Below are the records; reproduce all of them exactly but without any images.

[Stored data]
───

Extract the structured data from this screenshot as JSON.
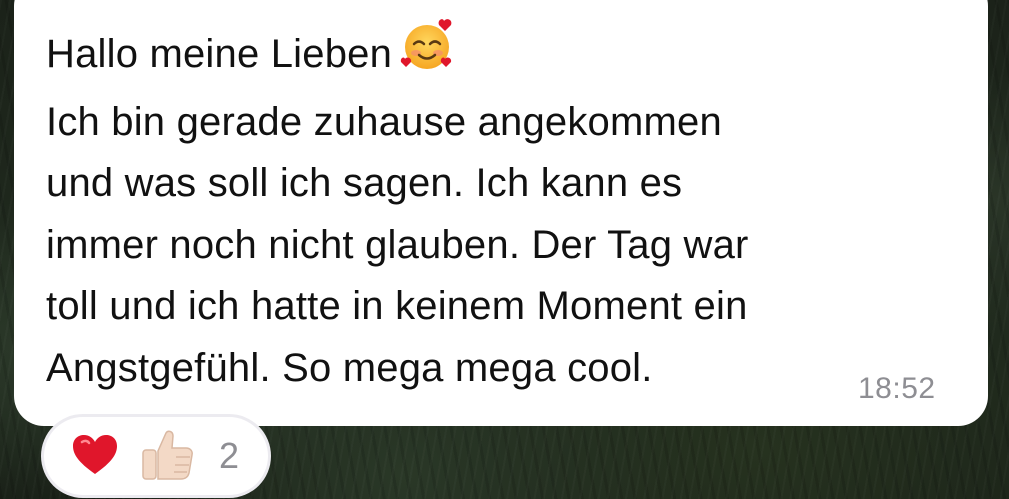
{
  "wallpaper": {
    "description": "dark forest"
  },
  "message": {
    "lines": [
      "Hallo meine Lieben",
      "Ich bin gerade zuhause angekommen",
      "und was soll ich sagen. Ich kann es",
      "immer noch nicht glauben. Der Tag war",
      "toll und ich hatte in keinem Moment ein",
      "Angstgefühl. So mega mega cool."
    ],
    "title_emoji": "smiling-face-with-hearts",
    "timestamp": "18:52"
  },
  "reactions": {
    "items": [
      {
        "icon": "red-heart-icon"
      },
      {
        "icon": "thumbs-up-icon",
        "skin_tone": "#f3d9c6"
      }
    ],
    "count": "2"
  },
  "colors": {
    "bubble": "#ffffff",
    "text": "#111111",
    "timestamp": "#8e8e93",
    "sender_accent": "#22a34a",
    "heart": "#e0162b"
  }
}
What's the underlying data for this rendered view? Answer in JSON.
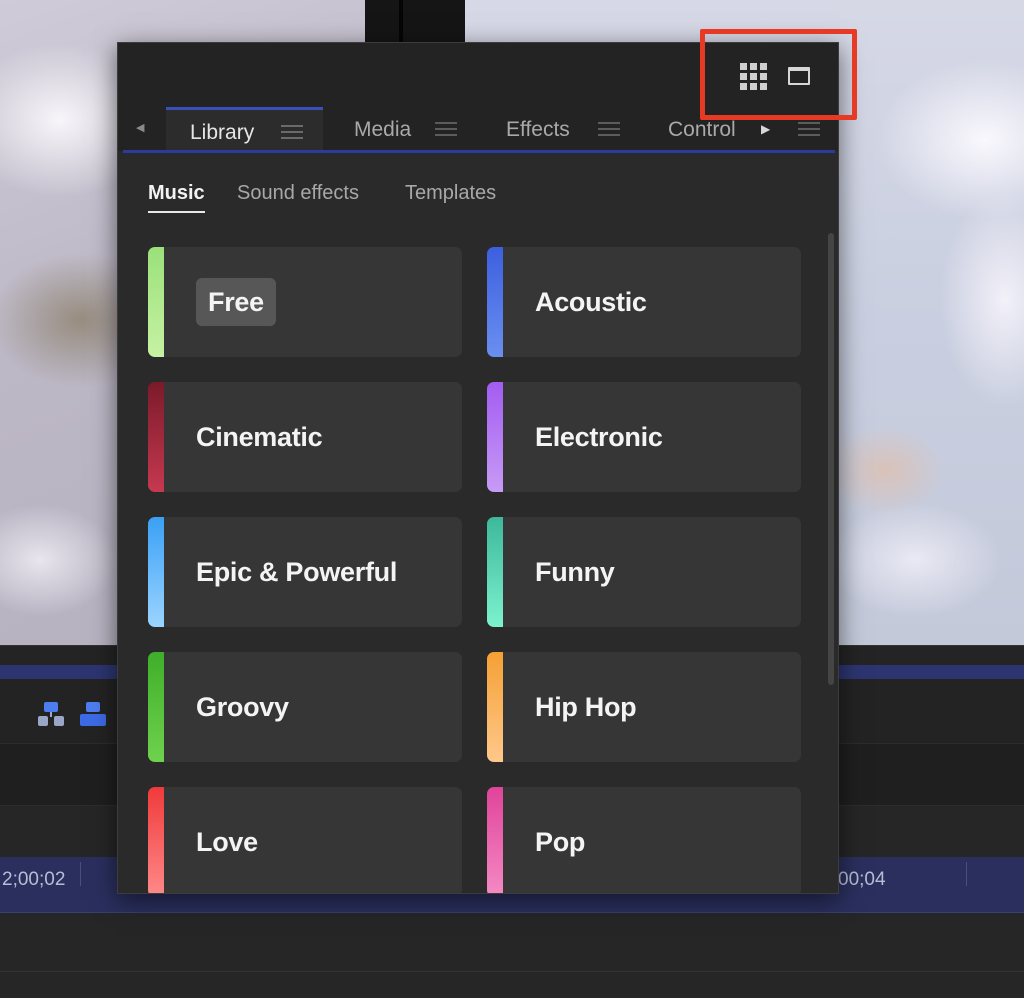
{
  "panel": {
    "view_toggle": {
      "grid_icon": "grid-view-icon",
      "window_icon": "window-view-icon"
    },
    "tabs": [
      {
        "label": "Library",
        "active": true
      },
      {
        "label": "Media",
        "active": false
      },
      {
        "label": "Effects",
        "active": false
      },
      {
        "label": "Control",
        "active": false
      }
    ],
    "subtabs": [
      {
        "label": "Music",
        "active": true
      },
      {
        "label": "Sound effects",
        "active": false
      },
      {
        "label": "Templates",
        "active": false
      }
    ],
    "categories": [
      {
        "label": "Free",
        "colors": [
          "#9be07a",
          "#c6f2a3"
        ]
      },
      {
        "label": "Acoustic",
        "colors": [
          "#3c5fe0",
          "#6a8ff0"
        ]
      },
      {
        "label": "Cinematic",
        "colors": [
          "#7a1a2a",
          "#c6394f"
        ]
      },
      {
        "label": "Electronic",
        "colors": [
          "#a35cf2",
          "#c79bf5"
        ]
      },
      {
        "label": "Epic & Powerful",
        "colors": [
          "#3aa0f5",
          "#9bd4ff"
        ]
      },
      {
        "label": "Funny",
        "colors": [
          "#3db89a",
          "#7df2cf"
        ]
      },
      {
        "label": "Groovy",
        "colors": [
          "#3fae2a",
          "#6fd24e"
        ]
      },
      {
        "label": "Hip Hop",
        "colors": [
          "#f5a035",
          "#ffc88a"
        ]
      },
      {
        "label": "Love",
        "colors": [
          "#f03a3a",
          "#ff8a8a"
        ]
      },
      {
        "label": "Pop",
        "colors": [
          "#e0449a",
          "#f58ac4"
        ]
      }
    ]
  },
  "timeline": {
    "timecode_left": "2;00;02",
    "timecode_right": "00;04"
  },
  "colors": {
    "highlight": "#e63a25",
    "accent_blue": "#2d3b9e",
    "panel_bg": "#2a2a2a",
    "card_bg": "#363636"
  }
}
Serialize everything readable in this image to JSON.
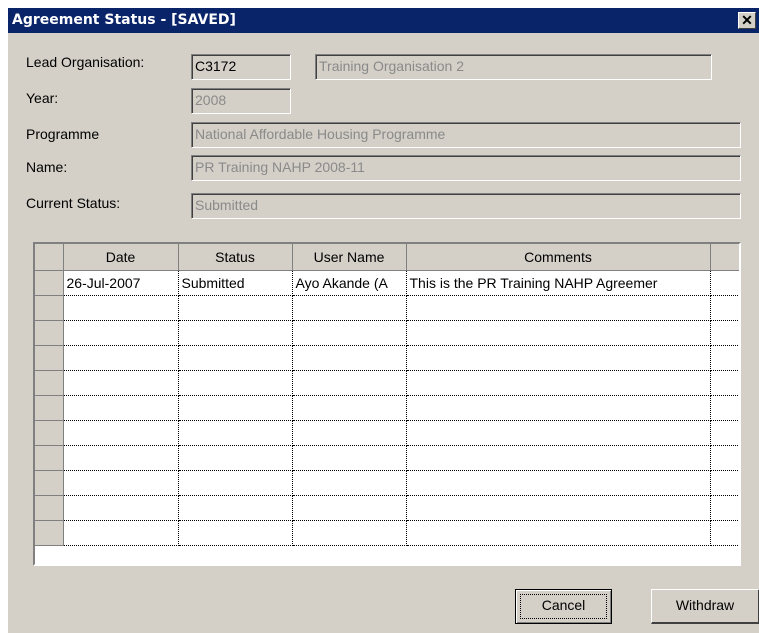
{
  "window": {
    "title": "Agreement Status - [SAVED]",
    "close_glyph": "✕"
  },
  "form": {
    "lead_organisation_label": "Lead Organisation:",
    "lead_organisation_code": "C3172",
    "lead_organisation_name": "Training Organisation 2",
    "year_label": "Year:",
    "year_value": "2008",
    "programme_label": "Programme",
    "programme_value": "National Affordable Housing Programme",
    "name_label": "Name:",
    "name_value": "PR Training NAHP 2008-11",
    "current_status_label": "Current Status:",
    "current_status_value": "Submitted"
  },
  "grid": {
    "columns": [
      "Date",
      "Status",
      "User Name",
      "Comments"
    ],
    "rows": [
      [
        "26-Jul-2007",
        "Submitted",
        "Ayo Akande (A",
        "This is the PR Training NAHP Agreemer"
      ],
      [
        "",
        "",
        "",
        ""
      ],
      [
        "",
        "",
        "",
        ""
      ],
      [
        "",
        "",
        "",
        ""
      ],
      [
        "",
        "",
        "",
        ""
      ],
      [
        "",
        "",
        "",
        ""
      ],
      [
        "",
        "",
        "",
        ""
      ],
      [
        "",
        "",
        "",
        ""
      ],
      [
        "",
        "",
        "",
        ""
      ],
      [
        "",
        "",
        "",
        ""
      ],
      [
        "",
        "",
        "",
        ""
      ]
    ]
  },
  "buttons": {
    "cancel_label": "Cancel",
    "withdraw_label": "Withdraw"
  },
  "colors": {
    "titlebar": "#0a246a",
    "face": "#d4d0c8",
    "disabled_text": "#8a8a8a"
  }
}
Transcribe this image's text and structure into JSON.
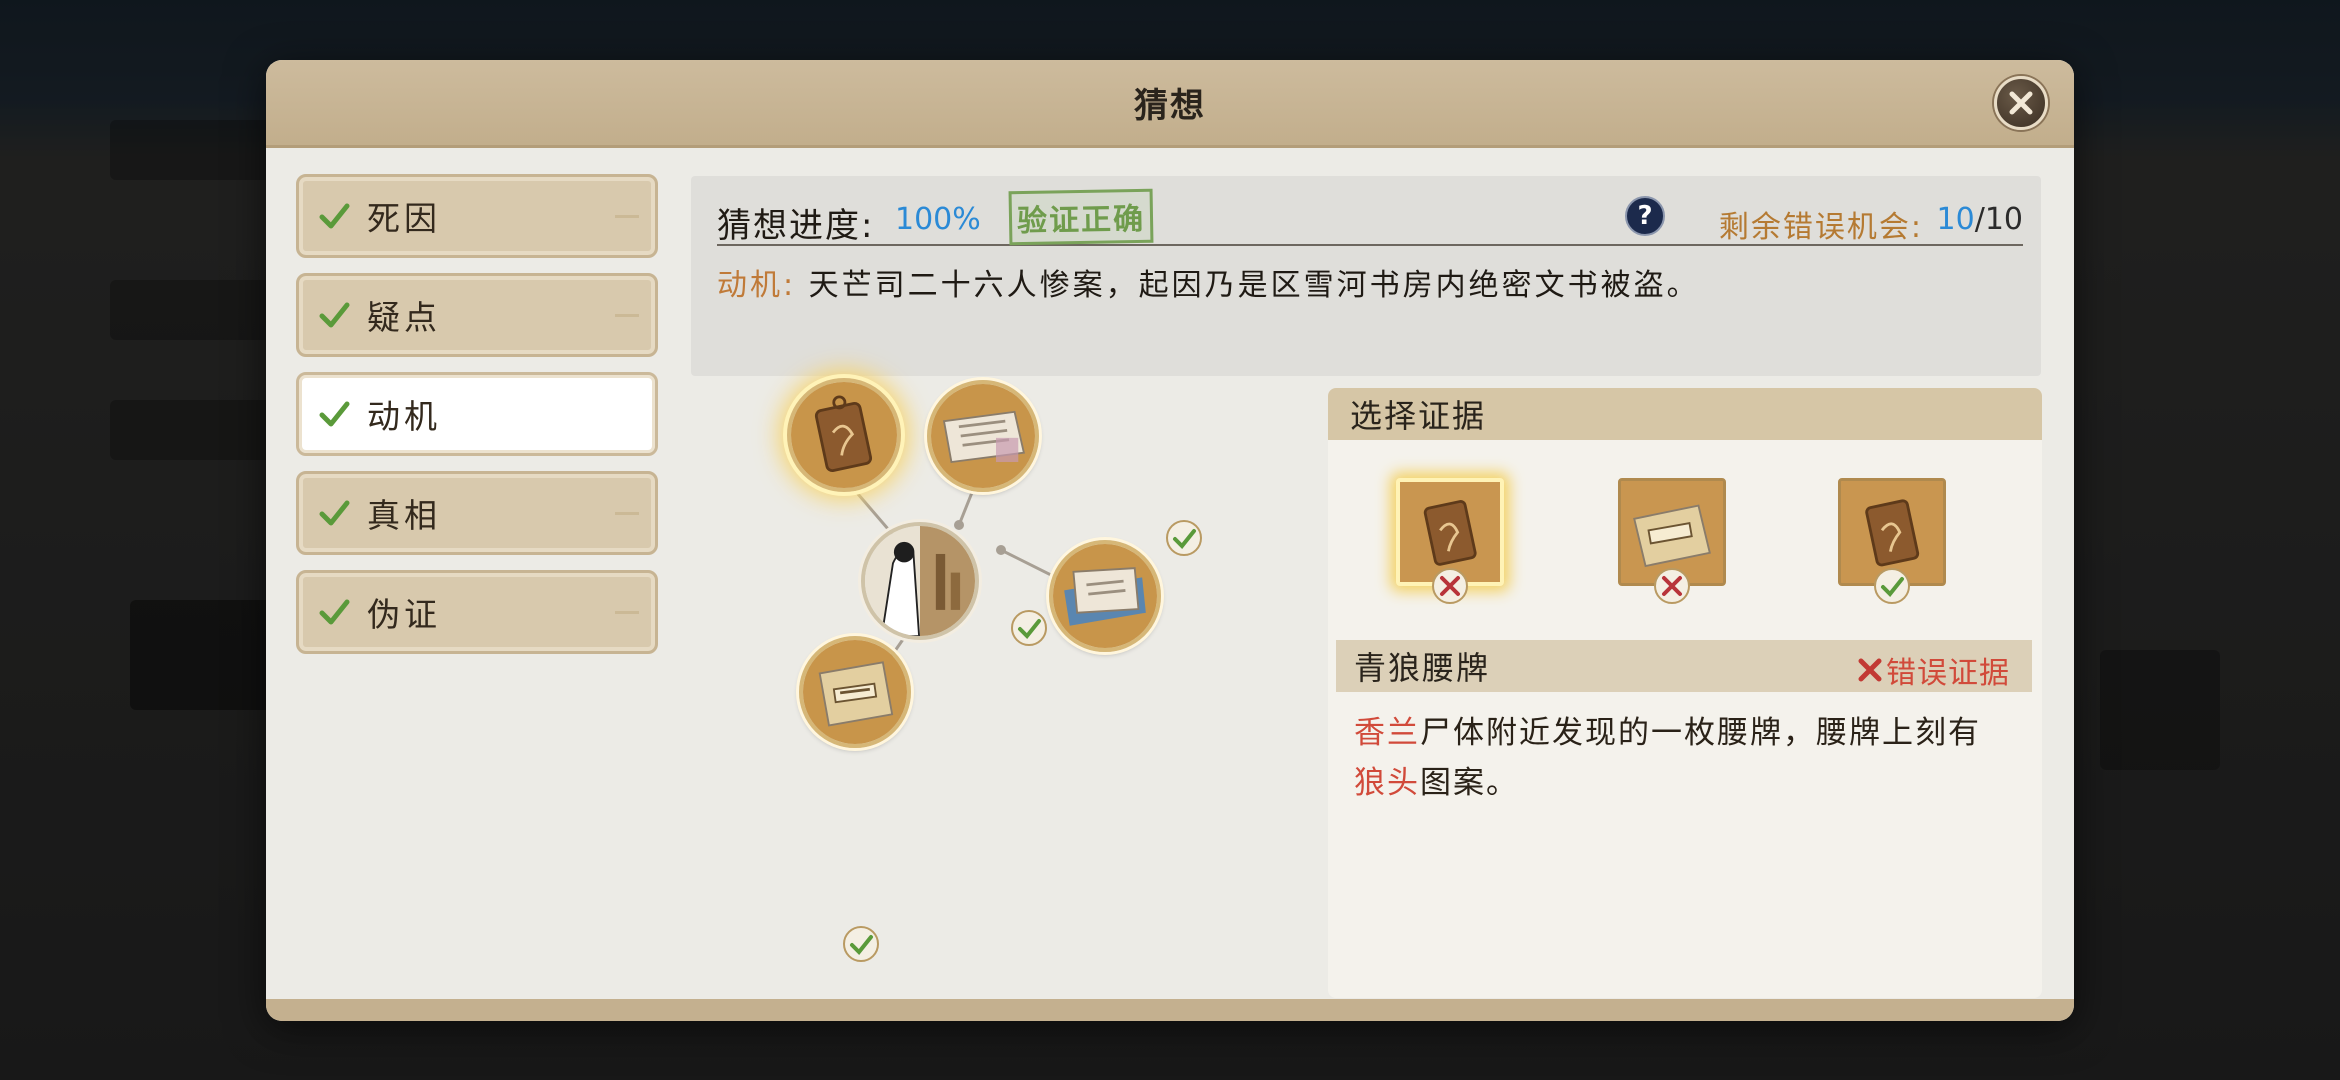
{
  "dialog": {
    "title": "猜想"
  },
  "tabs": [
    {
      "label": "死因",
      "checked": true,
      "active": false
    },
    {
      "label": "疑点",
      "checked": true,
      "active": false
    },
    {
      "label": "动机",
      "checked": true,
      "active": true
    },
    {
      "label": "真相",
      "checked": true,
      "active": false
    },
    {
      "label": "伪证",
      "checked": true,
      "active": false
    }
  ],
  "progress": {
    "label": "猜想进度:",
    "value": "100%",
    "stamp": "验证正确",
    "chances_label": "剩余错误机会:",
    "chances_current": "10",
    "chances_total": "/10"
  },
  "motive": {
    "key": "动机:",
    "text": "天芒司二十六人惨案，起因乃是区雪河书房内绝密文书被盗。"
  },
  "evidence": {
    "header": "选择证据",
    "cards": [
      {
        "icon": "wolf-token-icon",
        "status": "wrong",
        "selected": true
      },
      {
        "icon": "scroll-paper-icon",
        "status": "wrong",
        "selected": false
      },
      {
        "icon": "wolf-token-icon",
        "status": "correct",
        "selected": false
      }
    ],
    "detail": {
      "name": "青狼腰牌",
      "tag": "错误证据",
      "desc_parts": [
        {
          "text": "香兰",
          "highlight": true
        },
        {
          "text": "尸体附近发现的一枚腰牌，腰牌上刻有",
          "highlight": false
        },
        {
          "text": "狼头",
          "highlight": true
        },
        {
          "text": "图案。",
          "highlight": false
        }
      ]
    }
  },
  "graph": {
    "nodes": [
      {
        "icon": "wolf-token-icon",
        "checked": true,
        "highlighted": true
      },
      {
        "icon": "book-scroll-icon",
        "checked": true,
        "highlighted": false
      },
      {
        "icon": "map-letter-icon",
        "checked": true,
        "highlighted": false
      },
      {
        "icon": "scroll-paper-icon",
        "checked": true,
        "highlighted": false
      }
    ],
    "center_icon": "character-portrait-icon"
  },
  "colors": {
    "accent_blue": "#2b8ad6",
    "wrong_red": "#d14a3a",
    "check_green": "#5a9a3a",
    "gold": "#b57a32"
  }
}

───

● Task response:
Extract the structured data from this screenshot as JSON.
{
  "wallpaper": {
    "description": "dark forest"
  },
  "message": {
    "lines": [
      "Hallo meine Lieben",
      "Ich bin gerade zuhause angekommen",
      "und was soll ich sagen. Ich kann es",
      "immer noch nicht glauben. Der Tag war",
      "toll und ich hatte in keinem Moment ein",
      "Angstgefühl. So mega mega cool."
    ],
    "title_emoji": "smiling-face-with-hearts",
    "timestamp": "18:52"
  },
  "reactions": {
    "items": [
      {
        "icon": "red-heart-icon"
      },
      {
        "icon": "thumbs-up-icon",
        "skin_tone": "#f3d9c6"
      }
    ],
    "count": "2"
  },
  "colors": {
    "bubble": "#ffffff",
    "text": "#111111",
    "timestamp": "#8e8e93",
    "sender_accent": "#22a34a",
    "heart": "#e0162b"
  }
}
What's the underlying data for this rendered view? Answer in JSON.
{
  "panel": {
    "view_toggle": {
      "grid_icon": "grid-view-icon",
      "window_icon": "window-view-icon"
    },
    "tabs": [
      {
        "label": "Library",
        "active": true
      },
      {
        "label": "Media",
        "active": false
      },
      {
        "label": "Effects",
        "active": false
      },
      {
        "label": "Control",
        "active": false
      }
    ],
    "subtabs": [
      {
        "label": "Music",
        "active": true
      },
      {
        "label": "Sound effects",
        "active": false
      },
      {
        "label": "Templates",
        "active": false
      }
    ],
    "categories": [
      {
        "label": "Free",
        "colors": [
          "#9be07a",
          "#c6f2a3"
        ]
      },
      {
        "label": "Acoustic",
        "colors": [
          "#3c5fe0",
          "#6a8ff0"
        ]
      },
      {
        "label": "Cinematic",
        "colors": [
          "#7a1a2a",
          "#c6394f"
        ]
      },
      {
        "label": "Electronic",
        "colors": [
          "#a35cf2",
          "#c79bf5"
        ]
      },
      {
        "label": "Epic & Powerful",
        "colors": [
          "#3aa0f5",
          "#9bd4ff"
        ]
      },
      {
        "label": "Funny",
        "colors": [
          "#3db89a",
          "#7df2cf"
        ]
      },
      {
        "label": "Groovy",
        "colors": [
          "#3fae2a",
          "#6fd24e"
        ]
      },
      {
        "label": "Hip Hop",
        "colors": [
          "#f5a035",
          "#ffc88a"
        ]
      },
      {
        "label": "Love",
        "colors": [
          "#f03a3a",
          "#ff8a8a"
        ]
      },
      {
        "label": "Pop",
        "colors": [
          "#e0449a",
          "#f58ac4"
        ]
      }
    ]
  },
  "timeline": {
    "timecode_left": "2;00;02",
    "timecode_right": "00;04"
  },
  "colors": {
    "highlight": "#e63a25",
    "accent_blue": "#2d3b9e",
    "panel_bg": "#2a2a2a",
    "card_bg": "#363636"
  }
}
Serialize everything readable in this image to JSON.
{
  "window": {
    "title": "Agreement Status - [SAVED]",
    "close_glyph": "✕"
  },
  "form": {
    "lead_organisation_label": "Lead Organisation:",
    "lead_organisation_code": "C3172",
    "lead_organisation_name": "Training Organisation 2",
    "year_label": "Year:",
    "year_value": "2008",
    "programme_label": "Programme",
    "programme_value": "National Affordable Housing Programme",
    "name_label": "Name:",
    "name_value": "PR Training NAHP 2008-11",
    "current_status_label": "Current Status:",
    "current_status_value": "Submitted"
  },
  "grid": {
    "columns": [
      "Date",
      "Status",
      "User Name",
      "Comments"
    ],
    "rows": [
      [
        "26-Jul-2007",
        "Submitted",
        "Ayo Akande (A",
        "This is the PR Training NAHP Agreemer"
      ],
      [
        "",
        "",
        "",
        ""
      ],
      [
        "",
        "",
        "",
        ""
      ],
      [
        "",
        "",
        "",
        ""
      ],
      [
        "",
        "",
        "",
        ""
      ],
      [
        "",
        "",
        "",
        ""
      ],
      [
        "",
        "",
        "",
        ""
      ],
      [
        "",
        "",
        "",
        ""
      ],
      [
        "",
        "",
        "",
        ""
      ],
      [
        "",
        "",
        "",
        ""
      ],
      [
        "",
        "",
        "",
        ""
      ]
    ]
  },
  "buttons": {
    "cancel_label": "Cancel",
    "withdraw_label": "Withdraw"
  },
  "colors": {
    "titlebar": "#0a246a",
    "face": "#d4d0c8",
    "disabled_text": "#8a8a8a"
  }
}
Transcribe this image's text and structure into JSON.
{
  "dialog": {
    "title": "猜想"
  },
  "tabs": [
    {
      "label": "死因",
      "checked": true,
      "active": false
    },
    {
      "label": "疑点",
      "checked": true,
      "active": false
    },
    {
      "label": "动机",
      "checked": true,
      "active": true
    },
    {
      "label": "真相",
      "checked": true,
      "active": false
    },
    {
      "label": "伪证",
      "checked": true,
      "active": false
    }
  ],
  "progress": {
    "label": "猜想进度:",
    "value": "100%",
    "stamp": "验证正确",
    "chances_label": "剩余错误机会:",
    "chances_current": "10",
    "chances_total": "/10"
  },
  "motive": {
    "key": "动机:",
    "text": "天芒司二十六人惨案，起因乃是区雪河书房内绝密文书被盗。"
  },
  "evidence": {
    "header": "选择证据",
    "cards": [
      {
        "icon": "wolf-token-icon",
        "status": "wrong",
        "selected": true
      },
      {
        "icon": "scroll-paper-icon",
        "status": "wrong",
        "selected": false
      },
      {
        "icon": "wolf-token-icon",
        "status": "correct",
        "selected": false
      }
    ],
    "detail": {
      "name": "青狼腰牌",
      "tag": "错误证据",
      "desc_parts": [
        {
          "text": "香兰",
          "highlight": true
        },
        {
          "text": "尸体附近发现的一枚腰牌，腰牌上刻有",
          "highlight": false
        },
        {
          "text": "狼头",
          "highlight": true
        },
        {
          "text": "图案。",
          "highlight": false
        }
      ]
    }
  },
  "graph": {
    "nodes": [
      {
        "icon": "wolf-token-icon",
        "checked": true,
        "highlighted": true
      },
      {
        "icon": "book-scroll-icon",
        "checked": true,
        "highlighted": false
      },
      {
        "icon": "map-letter-icon",
        "checked": true,
        "highlighted": false
      },
      {
        "icon": "scroll-paper-icon",
        "checked": true,
        "highlighted": false
      }
    ],
    "center_icon": "character-portrait-icon"
  },
  "colors": {
    "accent_blue": "#2b8ad6",
    "wrong_red": "#d14a3a",
    "check_green": "#5a9a3a",
    "gold": "#b57a32"
  }
}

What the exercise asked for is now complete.